### Supplied data
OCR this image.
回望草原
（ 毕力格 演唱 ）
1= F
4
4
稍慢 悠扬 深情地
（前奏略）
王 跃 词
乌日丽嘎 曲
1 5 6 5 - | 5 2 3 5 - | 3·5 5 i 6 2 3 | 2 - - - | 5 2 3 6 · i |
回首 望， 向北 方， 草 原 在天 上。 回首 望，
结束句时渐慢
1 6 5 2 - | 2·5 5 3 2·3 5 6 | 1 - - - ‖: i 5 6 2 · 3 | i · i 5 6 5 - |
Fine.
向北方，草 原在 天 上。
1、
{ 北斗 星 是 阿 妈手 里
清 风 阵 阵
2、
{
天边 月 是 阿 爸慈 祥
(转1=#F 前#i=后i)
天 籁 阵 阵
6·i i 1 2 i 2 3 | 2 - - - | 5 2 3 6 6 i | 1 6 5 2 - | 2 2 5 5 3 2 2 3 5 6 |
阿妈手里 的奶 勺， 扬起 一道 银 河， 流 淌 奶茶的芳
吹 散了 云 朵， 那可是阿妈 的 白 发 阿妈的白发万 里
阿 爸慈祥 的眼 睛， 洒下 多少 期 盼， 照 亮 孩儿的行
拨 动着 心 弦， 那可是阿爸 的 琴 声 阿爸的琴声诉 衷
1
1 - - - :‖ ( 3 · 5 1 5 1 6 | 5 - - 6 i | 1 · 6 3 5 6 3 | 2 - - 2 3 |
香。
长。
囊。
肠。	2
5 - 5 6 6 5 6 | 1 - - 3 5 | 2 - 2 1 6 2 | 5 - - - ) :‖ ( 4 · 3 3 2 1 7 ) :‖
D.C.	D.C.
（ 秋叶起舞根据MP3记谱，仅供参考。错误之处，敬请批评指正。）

### What the exercise asks
Reproduce each entry above exactly, keeping every word.

### Task output
OCR this image.
回望草原
（ 毕力格 演唱 ）
1= F
4
4
稍慢 悠扬 深情地
（前奏略）
王 跃 词
乌日丽嘎 曲
1 5 6 5 - | 5 2 3 5 - | 3·5 5 i 6 2 3 | 2 - - - | 5 2 3 6 · i |
回首 望， 向北 方， 草 原 在天 上。 回首 望，
结束句时渐慢
1 6 5 2 - | 2·5 5 3 2·3 5 6 | 1 - - - ‖: i 5 6 2 · 3 | i · i 5 6 5 - |
Fine.
向北方，草 原在 天 上。
1、
{ 北斗 星 是 阿 妈手 里
清 风 阵 阵
2、
{
天边 月 是 阿 爸慈 祥
(转1=#F 前#i=后i)
天 籁 阵 阵
6·i i 1 2 i 2 3 | 2 - - - | 5 2 3 6 6 i | 1 6 5 2 - | 2 2 5 5 3 2 2 3 5 6 |
阿妈手里 的奶 勺， 扬起 一道 银 河， 流 淌 奶茶的芳
吹 散了 云 朵， 那可是阿妈 的 白 发 阿妈的白发万 里
阿 爸慈祥 的眼 睛， 洒下 多少 期 盼， 照 亮 孩儿的行
拨 动着 心 弦， 那可是阿爸 的 琴 声 阿爸的琴声诉 衷
1
1 - - - :‖ ( 3 · 5 1 5 1 6 | 5 - - 6 i | 1 · 6 3 5 6 3 | 2 - - 2 3 |
香。
长。
囊。
肠。	2
5 - 5 6 6 5 6 | 1 - - 3 5 | 2 - 2 1 6 2 | 5 - - - ) :‖ ( 4 · 3 3 2 1 7 ) :‖
D.C.	D.C.
（ 秋叶起舞根据MP3记谱，仅供参考。错误之处，敬请批评指正。）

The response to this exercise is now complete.